Written exercise 1: Reproduce the records word for word, starting at their first line and ending with the line that contains "562, 336, 571]", including that line.

Extract:
##############################

March 28, 2018, 2:26 p.m.
Topic: Community, Habitat news
Black bear Takoda in a self-made den in Black Bear Ridge.

Hibernation, torpor or just a long winter's nap? Whatever you call it, it's ending now!

At the Oregon Zoo, it's a sure a sign of spring.

This morning, as he has done each year since his arrival in 2010, Takoda the black bear wowed zoo visitors and staff by climbing a 50-foot Douglas fir tree in his habitat to feast on the tasty new growth near the top.

"To see a 400-pound bear so high up in one of these giant trees is breathtaking," said Amy Cutting, who oversees the zoo's Great Northwest area. "It's surprising to many visitors, but black bears are extraordinary natural climbers, and he does this every March or April with great confidence and skill."

##############################

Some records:
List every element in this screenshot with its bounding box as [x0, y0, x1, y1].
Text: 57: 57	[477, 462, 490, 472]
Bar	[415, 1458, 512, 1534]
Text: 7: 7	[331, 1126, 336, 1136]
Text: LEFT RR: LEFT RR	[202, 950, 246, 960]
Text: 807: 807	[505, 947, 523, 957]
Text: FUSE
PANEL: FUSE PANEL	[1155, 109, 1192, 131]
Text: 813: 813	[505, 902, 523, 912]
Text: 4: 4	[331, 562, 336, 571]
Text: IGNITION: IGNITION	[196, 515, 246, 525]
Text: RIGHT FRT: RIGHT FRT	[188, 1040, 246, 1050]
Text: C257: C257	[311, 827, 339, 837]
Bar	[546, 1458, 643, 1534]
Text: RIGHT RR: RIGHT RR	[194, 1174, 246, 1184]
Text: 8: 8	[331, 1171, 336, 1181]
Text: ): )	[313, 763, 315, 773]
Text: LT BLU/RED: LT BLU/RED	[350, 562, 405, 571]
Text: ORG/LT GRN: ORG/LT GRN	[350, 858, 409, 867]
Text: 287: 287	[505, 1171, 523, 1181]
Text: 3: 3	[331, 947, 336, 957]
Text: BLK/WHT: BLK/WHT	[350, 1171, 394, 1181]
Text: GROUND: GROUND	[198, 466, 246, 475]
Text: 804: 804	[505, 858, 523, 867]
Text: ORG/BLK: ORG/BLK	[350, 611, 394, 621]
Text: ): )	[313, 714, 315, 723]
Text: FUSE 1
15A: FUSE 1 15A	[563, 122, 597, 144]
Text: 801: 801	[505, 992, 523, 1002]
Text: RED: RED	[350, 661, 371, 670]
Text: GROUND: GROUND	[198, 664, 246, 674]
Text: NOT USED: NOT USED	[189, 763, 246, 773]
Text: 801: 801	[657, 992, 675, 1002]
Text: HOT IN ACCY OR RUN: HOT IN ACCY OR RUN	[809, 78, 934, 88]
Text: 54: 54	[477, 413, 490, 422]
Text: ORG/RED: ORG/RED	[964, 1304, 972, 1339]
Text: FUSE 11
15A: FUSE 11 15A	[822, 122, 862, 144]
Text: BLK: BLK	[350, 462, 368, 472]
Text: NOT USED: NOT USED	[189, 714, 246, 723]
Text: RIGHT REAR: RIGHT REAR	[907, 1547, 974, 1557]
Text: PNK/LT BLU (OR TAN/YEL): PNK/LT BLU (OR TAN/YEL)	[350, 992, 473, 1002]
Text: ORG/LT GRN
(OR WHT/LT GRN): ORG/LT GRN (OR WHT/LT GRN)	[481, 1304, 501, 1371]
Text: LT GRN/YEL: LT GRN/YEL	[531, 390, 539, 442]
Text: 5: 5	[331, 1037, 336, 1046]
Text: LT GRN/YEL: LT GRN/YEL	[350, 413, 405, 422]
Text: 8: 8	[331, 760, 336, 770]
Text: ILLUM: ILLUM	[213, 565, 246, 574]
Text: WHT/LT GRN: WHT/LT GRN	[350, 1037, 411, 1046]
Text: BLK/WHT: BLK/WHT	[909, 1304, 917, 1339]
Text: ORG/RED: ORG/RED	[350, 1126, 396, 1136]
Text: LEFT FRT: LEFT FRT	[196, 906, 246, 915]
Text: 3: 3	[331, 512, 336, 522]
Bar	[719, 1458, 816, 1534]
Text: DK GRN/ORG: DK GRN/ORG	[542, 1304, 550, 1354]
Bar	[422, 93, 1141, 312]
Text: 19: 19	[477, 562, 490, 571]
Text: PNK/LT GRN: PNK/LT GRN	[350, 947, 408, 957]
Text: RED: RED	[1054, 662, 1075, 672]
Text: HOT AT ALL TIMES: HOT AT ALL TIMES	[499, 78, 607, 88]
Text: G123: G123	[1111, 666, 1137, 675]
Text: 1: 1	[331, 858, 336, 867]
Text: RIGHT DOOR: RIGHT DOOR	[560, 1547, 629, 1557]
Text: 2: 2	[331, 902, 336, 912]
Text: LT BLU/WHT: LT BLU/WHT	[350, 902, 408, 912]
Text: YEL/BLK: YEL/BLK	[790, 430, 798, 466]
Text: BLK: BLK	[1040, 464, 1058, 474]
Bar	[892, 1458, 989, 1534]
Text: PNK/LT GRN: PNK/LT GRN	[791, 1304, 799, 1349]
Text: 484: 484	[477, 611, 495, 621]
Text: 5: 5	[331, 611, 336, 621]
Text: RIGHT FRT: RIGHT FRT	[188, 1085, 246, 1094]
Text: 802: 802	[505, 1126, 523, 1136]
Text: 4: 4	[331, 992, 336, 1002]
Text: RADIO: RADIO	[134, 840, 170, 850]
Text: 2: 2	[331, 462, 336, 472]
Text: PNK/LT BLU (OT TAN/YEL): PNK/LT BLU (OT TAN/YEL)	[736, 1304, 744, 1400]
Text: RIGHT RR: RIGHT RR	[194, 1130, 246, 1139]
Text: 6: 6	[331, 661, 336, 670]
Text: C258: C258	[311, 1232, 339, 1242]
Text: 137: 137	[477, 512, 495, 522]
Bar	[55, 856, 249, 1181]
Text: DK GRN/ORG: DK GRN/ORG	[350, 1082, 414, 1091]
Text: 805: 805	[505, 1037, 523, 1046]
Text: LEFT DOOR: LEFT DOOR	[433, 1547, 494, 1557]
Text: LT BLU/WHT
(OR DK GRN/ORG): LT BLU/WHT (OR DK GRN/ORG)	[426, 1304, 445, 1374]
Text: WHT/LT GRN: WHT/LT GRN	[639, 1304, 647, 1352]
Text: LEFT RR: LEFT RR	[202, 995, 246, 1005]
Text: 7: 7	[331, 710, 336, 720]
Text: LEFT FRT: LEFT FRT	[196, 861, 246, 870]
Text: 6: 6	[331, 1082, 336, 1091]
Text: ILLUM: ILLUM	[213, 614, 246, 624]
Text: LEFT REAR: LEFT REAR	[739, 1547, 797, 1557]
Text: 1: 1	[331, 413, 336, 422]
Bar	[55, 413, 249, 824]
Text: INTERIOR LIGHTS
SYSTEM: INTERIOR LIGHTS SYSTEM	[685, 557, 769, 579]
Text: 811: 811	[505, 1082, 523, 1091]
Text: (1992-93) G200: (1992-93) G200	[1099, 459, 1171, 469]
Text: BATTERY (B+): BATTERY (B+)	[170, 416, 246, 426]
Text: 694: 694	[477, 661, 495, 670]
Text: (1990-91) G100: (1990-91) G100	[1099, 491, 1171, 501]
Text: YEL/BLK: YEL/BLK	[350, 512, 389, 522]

##############################

Written exercise 2: According to the news item about Takoda, what kind of tree does he climb, and how tall is it?

Exercise result 1:
List every element in this screenshot with its bounding box as [x0, y0, x1, y1].
Text: 57: 57	[477, 462, 490, 472]
Bar	[415, 1458, 512, 1534]
Text: 7: 7	[331, 1126, 336, 1136]
Text: LEFT RR: LEFT RR	[202, 950, 246, 960]
Text: 807: 807	[505, 947, 523, 957]
Text: FUSE
PANEL: FUSE PANEL	[1155, 109, 1192, 131]
Text: 813: 813	[505, 902, 523, 912]
Text: 4: 4	[331, 562, 336, 571]

Exercise result 2: He climbs a 50-foot Douglas fir tree in his habitat.